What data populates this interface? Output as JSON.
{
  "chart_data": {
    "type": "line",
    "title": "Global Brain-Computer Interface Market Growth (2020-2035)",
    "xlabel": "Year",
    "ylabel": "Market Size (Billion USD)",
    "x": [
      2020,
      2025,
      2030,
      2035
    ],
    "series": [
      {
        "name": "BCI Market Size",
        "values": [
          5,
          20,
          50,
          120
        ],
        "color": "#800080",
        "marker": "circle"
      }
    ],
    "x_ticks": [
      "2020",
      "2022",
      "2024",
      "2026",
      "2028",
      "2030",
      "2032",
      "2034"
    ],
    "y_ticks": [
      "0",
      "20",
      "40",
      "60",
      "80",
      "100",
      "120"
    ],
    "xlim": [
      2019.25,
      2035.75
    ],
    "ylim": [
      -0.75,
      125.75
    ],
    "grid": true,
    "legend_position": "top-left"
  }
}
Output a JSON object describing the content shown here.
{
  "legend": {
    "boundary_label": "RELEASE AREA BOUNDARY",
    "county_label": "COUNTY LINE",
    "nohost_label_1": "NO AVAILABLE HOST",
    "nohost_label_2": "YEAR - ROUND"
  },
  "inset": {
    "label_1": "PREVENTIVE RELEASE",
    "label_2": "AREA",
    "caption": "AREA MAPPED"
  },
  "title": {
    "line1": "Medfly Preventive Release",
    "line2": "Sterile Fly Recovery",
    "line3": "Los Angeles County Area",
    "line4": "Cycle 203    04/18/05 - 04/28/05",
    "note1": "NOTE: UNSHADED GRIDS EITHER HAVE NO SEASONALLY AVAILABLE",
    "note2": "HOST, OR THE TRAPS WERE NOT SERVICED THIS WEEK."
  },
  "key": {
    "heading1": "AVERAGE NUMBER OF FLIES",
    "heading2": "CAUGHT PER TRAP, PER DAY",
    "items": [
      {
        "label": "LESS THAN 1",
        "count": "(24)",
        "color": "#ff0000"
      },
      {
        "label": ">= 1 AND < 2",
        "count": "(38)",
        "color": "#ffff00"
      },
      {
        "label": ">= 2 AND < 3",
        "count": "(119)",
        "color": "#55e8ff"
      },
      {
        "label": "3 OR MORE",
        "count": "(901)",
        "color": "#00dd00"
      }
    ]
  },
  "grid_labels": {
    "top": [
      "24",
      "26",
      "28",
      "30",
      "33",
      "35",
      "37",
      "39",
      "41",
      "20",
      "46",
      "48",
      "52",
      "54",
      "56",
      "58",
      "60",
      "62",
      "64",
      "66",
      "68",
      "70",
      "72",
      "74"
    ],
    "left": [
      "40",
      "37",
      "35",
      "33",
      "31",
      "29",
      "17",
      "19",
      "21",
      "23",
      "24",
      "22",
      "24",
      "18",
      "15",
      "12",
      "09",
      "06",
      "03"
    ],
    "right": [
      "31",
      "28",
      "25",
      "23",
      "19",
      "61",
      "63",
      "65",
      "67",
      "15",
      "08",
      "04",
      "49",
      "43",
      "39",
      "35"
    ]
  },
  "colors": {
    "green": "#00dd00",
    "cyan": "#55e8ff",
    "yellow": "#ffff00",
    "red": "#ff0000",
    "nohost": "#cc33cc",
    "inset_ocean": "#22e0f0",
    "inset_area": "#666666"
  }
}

____________

## Problem to work on
Take the records above and return them exactly as written.

## Solution to the exercise
What data populates this interface? Output as JSON.
{
  "chart_data": {
    "type": "line",
    "title": "Global Brain-Computer Interface Market Growth (2020-2035)",
    "xlabel": "Year",
    "ylabel": "Market Size (Billion USD)",
    "x": [
      2020,
      2025,
      2030,
      2035
    ],
    "series": [
      {
        "name": "BCI Market Size",
        "values": [
          5,
          20,
          50,
          120
        ],
        "color": "#800080",
        "marker": "circle"
      }
    ],
    "x_ticks": [
      "2020",
      "2022",
      "2024",
      "2026",
      "2028",
      "2030",
      "2032",
      "2034"
    ],
    "y_ticks": [
      "0",
      "20",
      "40",
      "60",
      "80",
      "100",
      "120"
    ],
    "xlim": [
      2019.25,
      2035.75
    ],
    "ylim": [
      -0.75,
      125.75
    ],
    "grid": true,
    "legend_position": "top-left"
  }
}
Output a JSON object describing the content shown here.
{
  "legend": {
    "boundary_label": "RELEASE AREA BOUNDARY",
    "county_label": "COUNTY LINE",
    "nohost_label_1": "NO AVAILABLE HOST",
    "nohost_label_2": "YEAR - ROUND"
  },
  "inset": {
    "label_1": "PREVENTIVE RELEASE",
    "label_2": "AREA",
    "caption": "AREA MAPPED"
  },
  "title": {
    "line1": "Medfly Preventive Release",
    "line2": "Sterile Fly Recovery",
    "line3": "Los Angeles County Area",
    "line4": "Cycle 203    04/18/05 - 04/28/05",
    "note1": "NOTE: UNSHADED GRIDS EITHER HAVE NO SEASONALLY AVAILABLE",
    "note2": "HOST, OR THE TRAPS WERE NOT SERVICED THIS WEEK."
  },
  "key": {
    "heading1": "AVERAGE NUMBER OF FLIES",
    "heading2": "CAUGHT PER TRAP, PER DAY",
    "items": [
      {
        "label": "LESS THAN 1",
        "count": "(24)",
        "color": "#ff0000"
      },
      {
        "label": ">= 1 AND < 2",
        "count": "(38)",
        "color": "#ffff00"
      },
      {
        "label": ">= 2 AND < 3",
        "count": "(119)",
        "color": "#55e8ff"
      },
      {
        "label": "3 OR MORE",
        "count": "(901)",
        "color": "#00dd00"
      }
    ]
  },
  "grid_labels": {
    "top": [
      "24",
      "26",
      "28",
      "30",
      "33",
      "35",
      "37",
      "39",
      "41",
      "20",
      "46",
      "48",
      "52",
      "54",
      "56",
      "58",
      "60",
      "62",
      "64",
      "66",
      "68",
      "70",
      "72",
      "74"
    ],
    "left": [
      "40",
      "37",
      "35",
      "33",
      "31",
      "29",
      "17",
      "19",
      "21",
      "23",
      "24",
      "22",
      "24",
      "18",
      "15",
      "12",
      "09",
      "06",
      "03"
    ],
    "right": [
      "31",
      "28",
      "25",
      "23",
      "19",
      "61",
      "63",
      "65",
      "67",
      "15",
      "08",
      "04",
      "49",
      "43",
      "39",
      "35"
    ]
  },
  "colors": {
    "green": "#00dd00",
    "cyan": "#55e8ff",
    "yellow": "#ffff00",
    "red": "#ff0000",
    "nohost": "#cc33cc",
    "inset_ocean": "#22e0f0",
    "inset_area": "#666666"
  }
}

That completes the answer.